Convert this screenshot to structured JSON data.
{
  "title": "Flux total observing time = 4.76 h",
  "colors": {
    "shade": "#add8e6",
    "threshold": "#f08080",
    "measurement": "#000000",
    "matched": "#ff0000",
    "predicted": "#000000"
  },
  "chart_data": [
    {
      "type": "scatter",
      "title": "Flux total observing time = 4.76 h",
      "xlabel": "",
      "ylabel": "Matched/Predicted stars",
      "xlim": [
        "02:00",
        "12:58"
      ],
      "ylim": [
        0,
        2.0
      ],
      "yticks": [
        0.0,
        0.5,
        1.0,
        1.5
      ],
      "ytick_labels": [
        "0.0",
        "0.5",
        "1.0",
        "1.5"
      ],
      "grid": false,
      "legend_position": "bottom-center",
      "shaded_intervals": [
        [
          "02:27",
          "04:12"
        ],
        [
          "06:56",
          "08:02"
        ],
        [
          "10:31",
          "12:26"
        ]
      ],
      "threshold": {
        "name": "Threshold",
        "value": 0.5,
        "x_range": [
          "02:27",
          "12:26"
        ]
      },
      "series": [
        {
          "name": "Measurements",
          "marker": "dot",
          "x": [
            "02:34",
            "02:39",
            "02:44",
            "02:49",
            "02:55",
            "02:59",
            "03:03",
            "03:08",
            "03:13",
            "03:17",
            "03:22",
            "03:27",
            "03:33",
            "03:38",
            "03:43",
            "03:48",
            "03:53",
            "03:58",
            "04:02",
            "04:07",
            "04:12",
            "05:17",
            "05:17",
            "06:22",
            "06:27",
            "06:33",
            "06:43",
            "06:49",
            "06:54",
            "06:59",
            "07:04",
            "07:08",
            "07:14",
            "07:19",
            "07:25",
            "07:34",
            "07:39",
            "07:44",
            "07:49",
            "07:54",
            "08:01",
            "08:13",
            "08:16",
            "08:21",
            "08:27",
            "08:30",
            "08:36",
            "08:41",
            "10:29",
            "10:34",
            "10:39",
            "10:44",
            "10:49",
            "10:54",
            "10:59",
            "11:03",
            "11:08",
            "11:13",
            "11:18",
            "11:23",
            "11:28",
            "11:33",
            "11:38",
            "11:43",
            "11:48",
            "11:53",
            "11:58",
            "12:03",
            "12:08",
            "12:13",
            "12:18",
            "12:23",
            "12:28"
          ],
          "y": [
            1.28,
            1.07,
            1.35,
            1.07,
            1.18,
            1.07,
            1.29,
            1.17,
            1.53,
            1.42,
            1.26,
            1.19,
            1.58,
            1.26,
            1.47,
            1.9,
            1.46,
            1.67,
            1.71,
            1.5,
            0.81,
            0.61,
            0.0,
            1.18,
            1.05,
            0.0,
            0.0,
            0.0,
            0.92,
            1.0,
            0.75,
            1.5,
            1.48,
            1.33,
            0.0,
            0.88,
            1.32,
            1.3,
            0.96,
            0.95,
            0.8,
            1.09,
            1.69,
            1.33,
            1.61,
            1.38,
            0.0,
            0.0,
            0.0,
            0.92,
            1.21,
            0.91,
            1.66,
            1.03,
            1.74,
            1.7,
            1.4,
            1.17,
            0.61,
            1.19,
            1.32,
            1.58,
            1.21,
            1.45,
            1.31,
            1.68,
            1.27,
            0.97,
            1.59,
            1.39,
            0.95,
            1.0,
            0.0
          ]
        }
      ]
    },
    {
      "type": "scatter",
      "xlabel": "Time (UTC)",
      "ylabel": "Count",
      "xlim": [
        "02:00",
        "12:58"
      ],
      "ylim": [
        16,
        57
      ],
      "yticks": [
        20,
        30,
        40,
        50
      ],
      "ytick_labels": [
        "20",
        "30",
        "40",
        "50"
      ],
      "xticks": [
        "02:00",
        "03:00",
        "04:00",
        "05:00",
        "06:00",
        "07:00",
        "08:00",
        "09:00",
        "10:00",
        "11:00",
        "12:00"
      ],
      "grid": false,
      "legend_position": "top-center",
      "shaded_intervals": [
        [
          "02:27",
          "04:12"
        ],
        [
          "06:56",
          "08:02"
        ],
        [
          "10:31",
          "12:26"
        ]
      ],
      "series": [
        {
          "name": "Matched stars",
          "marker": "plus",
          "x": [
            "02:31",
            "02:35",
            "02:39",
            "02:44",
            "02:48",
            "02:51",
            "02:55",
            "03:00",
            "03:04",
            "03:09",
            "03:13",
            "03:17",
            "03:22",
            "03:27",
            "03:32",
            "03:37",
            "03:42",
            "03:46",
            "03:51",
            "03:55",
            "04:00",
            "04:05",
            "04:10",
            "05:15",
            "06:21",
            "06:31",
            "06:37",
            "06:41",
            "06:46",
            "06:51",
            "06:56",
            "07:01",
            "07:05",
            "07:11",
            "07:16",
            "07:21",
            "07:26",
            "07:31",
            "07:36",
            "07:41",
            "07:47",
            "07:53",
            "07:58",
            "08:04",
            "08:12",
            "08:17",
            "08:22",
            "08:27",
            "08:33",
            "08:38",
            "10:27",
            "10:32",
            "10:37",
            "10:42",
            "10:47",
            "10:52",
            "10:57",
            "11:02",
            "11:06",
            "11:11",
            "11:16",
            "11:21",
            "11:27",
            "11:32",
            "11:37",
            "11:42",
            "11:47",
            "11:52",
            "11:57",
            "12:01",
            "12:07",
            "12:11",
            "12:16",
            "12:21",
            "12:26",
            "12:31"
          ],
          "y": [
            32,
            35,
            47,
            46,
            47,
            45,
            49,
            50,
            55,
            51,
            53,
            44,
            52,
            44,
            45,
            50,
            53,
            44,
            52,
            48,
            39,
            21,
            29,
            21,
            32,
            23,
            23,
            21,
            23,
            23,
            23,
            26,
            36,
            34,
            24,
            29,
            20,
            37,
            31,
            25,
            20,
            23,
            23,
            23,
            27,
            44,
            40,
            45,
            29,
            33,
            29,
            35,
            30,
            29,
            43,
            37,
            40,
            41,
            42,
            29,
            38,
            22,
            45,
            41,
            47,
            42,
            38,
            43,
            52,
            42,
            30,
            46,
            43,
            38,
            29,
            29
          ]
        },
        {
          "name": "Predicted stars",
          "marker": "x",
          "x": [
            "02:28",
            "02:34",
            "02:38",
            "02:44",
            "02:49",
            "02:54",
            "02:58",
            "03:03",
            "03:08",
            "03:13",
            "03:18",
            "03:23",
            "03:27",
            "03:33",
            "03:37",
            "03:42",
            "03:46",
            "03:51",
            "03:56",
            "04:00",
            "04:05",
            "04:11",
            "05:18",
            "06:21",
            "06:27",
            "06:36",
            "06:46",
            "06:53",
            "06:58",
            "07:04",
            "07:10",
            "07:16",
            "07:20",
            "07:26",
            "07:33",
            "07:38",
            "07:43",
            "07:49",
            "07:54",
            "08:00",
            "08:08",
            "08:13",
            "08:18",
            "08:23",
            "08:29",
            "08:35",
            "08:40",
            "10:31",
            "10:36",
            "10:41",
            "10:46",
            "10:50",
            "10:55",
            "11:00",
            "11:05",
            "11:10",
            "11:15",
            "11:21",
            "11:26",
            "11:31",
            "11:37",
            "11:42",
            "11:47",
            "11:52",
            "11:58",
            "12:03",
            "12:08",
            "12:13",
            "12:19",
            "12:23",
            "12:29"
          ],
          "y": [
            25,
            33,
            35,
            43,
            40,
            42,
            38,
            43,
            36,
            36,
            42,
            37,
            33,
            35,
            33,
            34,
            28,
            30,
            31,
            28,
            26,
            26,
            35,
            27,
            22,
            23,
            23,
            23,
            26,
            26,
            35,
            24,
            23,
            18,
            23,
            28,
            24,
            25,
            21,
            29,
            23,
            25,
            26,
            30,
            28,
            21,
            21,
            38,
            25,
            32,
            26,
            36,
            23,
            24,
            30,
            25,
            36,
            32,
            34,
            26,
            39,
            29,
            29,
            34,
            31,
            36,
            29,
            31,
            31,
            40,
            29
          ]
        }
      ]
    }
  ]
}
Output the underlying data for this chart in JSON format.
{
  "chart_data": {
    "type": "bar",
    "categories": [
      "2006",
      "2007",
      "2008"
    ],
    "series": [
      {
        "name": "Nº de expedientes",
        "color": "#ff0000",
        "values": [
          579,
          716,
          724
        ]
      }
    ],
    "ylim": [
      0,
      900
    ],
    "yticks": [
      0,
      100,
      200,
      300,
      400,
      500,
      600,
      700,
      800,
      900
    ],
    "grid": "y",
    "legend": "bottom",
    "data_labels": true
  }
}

══════════

**Written exercise**
Identify each line in the records above that contains the word "bottom", and copy it out in full.

**Correct output**
      "legend_position": "bottom-center",
    "legend": "bottom",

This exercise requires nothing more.